begin
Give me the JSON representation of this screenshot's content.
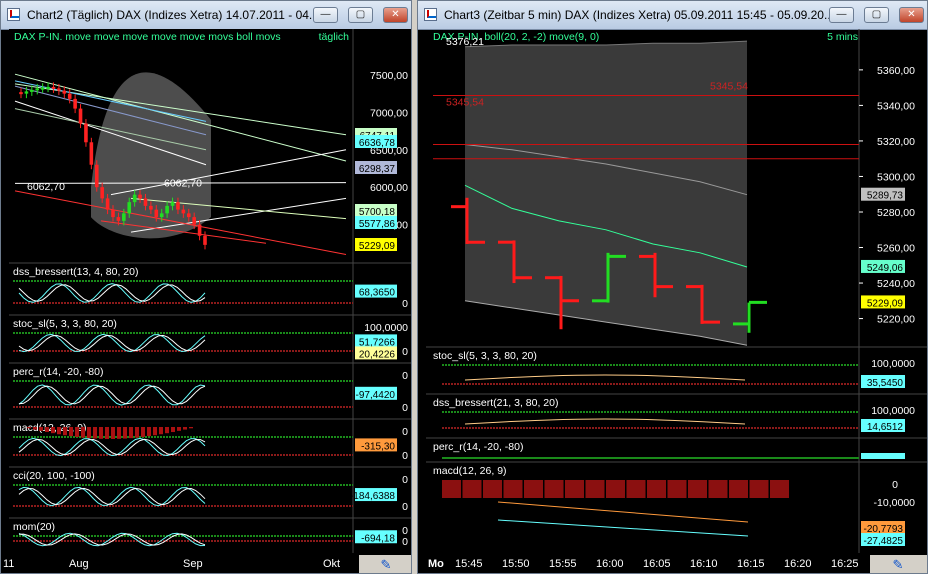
{
  "win1": {
    "title": "Chart2 (Täglich)  DAX (Indizes Xetra) 14.07.2011 - 04....",
    "buttons": [
      "—",
      "▢",
      "✕"
    ],
    "header": {
      "left": "DAX P-IN. move move move move move movs boll movs",
      "right": "täglich"
    },
    "main_ticks": [
      "7500,00",
      "7000,00",
      "6500,00",
      "6000,00",
      "5500,00"
    ],
    "annotations": [
      "6062,70",
      "6062,70"
    ],
    "value_boxes": [
      {
        "label": "6747,11",
        "color": "#c8ffc8"
      },
      {
        "label": "6636,78",
        "color": "#66ffff"
      },
      {
        "label": "6298,37",
        "color": "#b0b8d8"
      },
      {
        "label": "5700,18",
        "color": "#c8ffc8"
      },
      {
        "label": "5577,86",
        "color": "#66ffff"
      },
      {
        "label": "5229,09",
        "color": "#ffff00"
      }
    ],
    "panels": [
      {
        "name": "dss_bressert(13, 4, 80, 20)",
        "box": "68,3650",
        "box_color": "#66ffff",
        "zero": "0",
        "top": ""
      },
      {
        "name": "stoc_sl(5, 3, 3, 80, 20)",
        "box": "51,7266",
        "box2": "20,4226",
        "box_color": "#66ffff",
        "box2_color": "#ffff99",
        "zero": "0",
        "top": "100,0000"
      },
      {
        "name": "perc_r(14, -20, -80)",
        "box": "-97,4420",
        "box_color": "#66ffff",
        "zero": "0",
        "top": "0"
      },
      {
        "name": "macd(12, 26, 9)",
        "box": "-315,30",
        "box_color": "#ff9a3c",
        "zero": "0",
        "top": "0"
      },
      {
        "name": "cci(20, 100, -100)",
        "box": "-184,6388",
        "box_color": "#66ffff",
        "zero": "0",
        "top": "0"
      },
      {
        "name": "mom(20)",
        "box": "-694,18",
        "box_color": "#66ffff",
        "zero": "0",
        "top": "0"
      }
    ],
    "xaxis": [
      "11",
      "Aug",
      "Sep",
      "Okt"
    ]
  },
  "win2": {
    "title": "Chart3 (Zeitbar 5 min)  DAX (Indizes Xetra) 05.09.2011 15:45 - 05.09.20...",
    "buttons": [
      "—",
      "▢",
      "✕"
    ],
    "header": {
      "left": "DAX P-IN. boll(20, 2, -2) move(9, 0)",
      "right": "5 mins"
    },
    "main_ticks": [
      "5360,00",
      "5340,00",
      "5320,00",
      "5300,00",
      "5280,00",
      "5260,00",
      "5240,00",
      "5220,00"
    ],
    "annotations": [
      "5376,21",
      "5345,54",
      "5345,54"
    ],
    "value_boxes": [
      {
        "label": "5289,73",
        "color": "#c0c0c0"
      },
      {
        "label": "5249,06",
        "color": "#66ffcc"
      },
      {
        "label": "5229,09",
        "color": "#ffff00"
      }
    ],
    "panels": [
      {
        "name": "stoc_sl(5, 3, 3, 80, 20)",
        "top": "100,0000",
        "box": "35,5450",
        "box_color": "#66ffff"
      },
      {
        "name": "dss_bressert(21, 3, 80, 20)",
        "top": "100,0000",
        "box": "14,6512",
        "box_color": "#66ffff"
      },
      {
        "name": "perc_r(14, -20, -80)"
      },
      {
        "name": "macd(12, 26, 9)",
        "top": "0",
        "mid": "-10,0000",
        "box": "-20,7793",
        "box2": "-27,4825",
        "box_color": "#ff9a3c",
        "box2_color": "#66ffff"
      }
    ],
    "xaxis": [
      "Mo",
      "15:45",
      "15:50",
      "15:55",
      "16:00",
      "16:05",
      "16:10",
      "16:15",
      "16:20",
      "16:25"
    ]
  },
  "chart_data": [
    {
      "type": "bar",
      "title": "DAX P-IN. move move move move move movs boll movs",
      "timeframe": "täglich",
      "y_ticks": [
        5500,
        6000,
        6500,
        7000,
        7500
      ],
      "ylim": [
        5000,
        7900
      ],
      "last_values": [
        6747.11,
        6636.78,
        6298.37,
        5700.18,
        5577.86,
        5229.09
      ],
      "close_series": [
        7250,
        7280,
        7300,
        7320,
        7330,
        7340,
        7320,
        7290,
        7250,
        7180,
        7050,
        6850,
        6600,
        6300,
        6000,
        5850,
        5700,
        5600,
        5550,
        5650,
        5800,
        5900,
        5850,
        5750,
        5700,
        5600,
        5650,
        5750,
        5800,
        5700,
        5650,
        5600,
        5500,
        5350,
        5229.09
      ],
      "xaxis": [
        "11",
        "Aug",
        "Sep",
        "Okt"
      ]
    },
    {
      "type": "bar",
      "title": "DAX P-IN. boll(20, 2, -2) move(9, 0)",
      "timeframe": "5 mins",
      "y_ticks": [
        5220,
        5240,
        5260,
        5280,
        5300,
        5320,
        5340,
        5360
      ],
      "ylim": [
        5204,
        5374
      ],
      "bars": [
        {
          "t": "15:45",
          "o": 5283,
          "h": 5288,
          "l": 5262,
          "c": 5263,
          "color": "red"
        },
        {
          "t": "15:50",
          "o": 5263,
          "h": 5264,
          "l": 5240,
          "c": 5243,
          "color": "red"
        },
        {
          "t": "15:55",
          "o": 5243,
          "h": 5244,
          "l": 5214,
          "c": 5230,
          "color": "red"
        },
        {
          "t": "16:00",
          "o": 5230,
          "h": 5257,
          "l": 5229,
          "c": 5255,
          "color": "green"
        },
        {
          "t": "16:05",
          "o": 5255,
          "h": 5257,
          "l": 5232,
          "c": 5238,
          "color": "red"
        },
        {
          "t": "16:10",
          "o": 5238,
          "h": 5239,
          "l": 5217,
          "c": 5218,
          "color": "red"
        },
        {
          "t": "16:15",
          "o": 5217,
          "h": 5229,
          "l": 5212,
          "c": 5229.09,
          "color": "green"
        }
      ],
      "upper_band": [
        5373,
        5374,
        5374,
        5374,
        5375,
        5375,
        5376.21
      ],
      "lower_band": [
        5230,
        5226,
        5222,
        5218,
        5214,
        5210,
        5205
      ],
      "mid_line": [
        5318,
        5315,
        5311,
        5307,
        5302,
        5297,
        5289.73
      ],
      "ma_line": [
        5295,
        5282,
        5275,
        5270,
        5262,
        5257,
        5249.06
      ],
      "h_lines": [
        5345.54,
        5318,
        5310
      ],
      "macd_histogram": [
        -2,
        -2,
        -2,
        -4,
        -4,
        -4,
        -3,
        -3,
        -3,
        -2,
        -2,
        -2,
        -2,
        -2,
        -2,
        -2,
        -2
      ],
      "macd_signal": [
        -10.5,
        -20.7793
      ],
      "macd_line": [
        -16,
        -27.4825
      ]
    }
  ]
}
end
§ **WHAT IS BEING ASKED**: For the listing above, identify each line bearing "Indizes".

§ **SOLUTION**:
    "title": "Chart2 (Täglich)  DAX (Indizes Xetra) 14.07.2011 - 04....",
    "title": "Chart3 (Zeitbar 5 min)  DAX (Indizes Xetra) 05.09.2011 15:45 - 05.09.20...",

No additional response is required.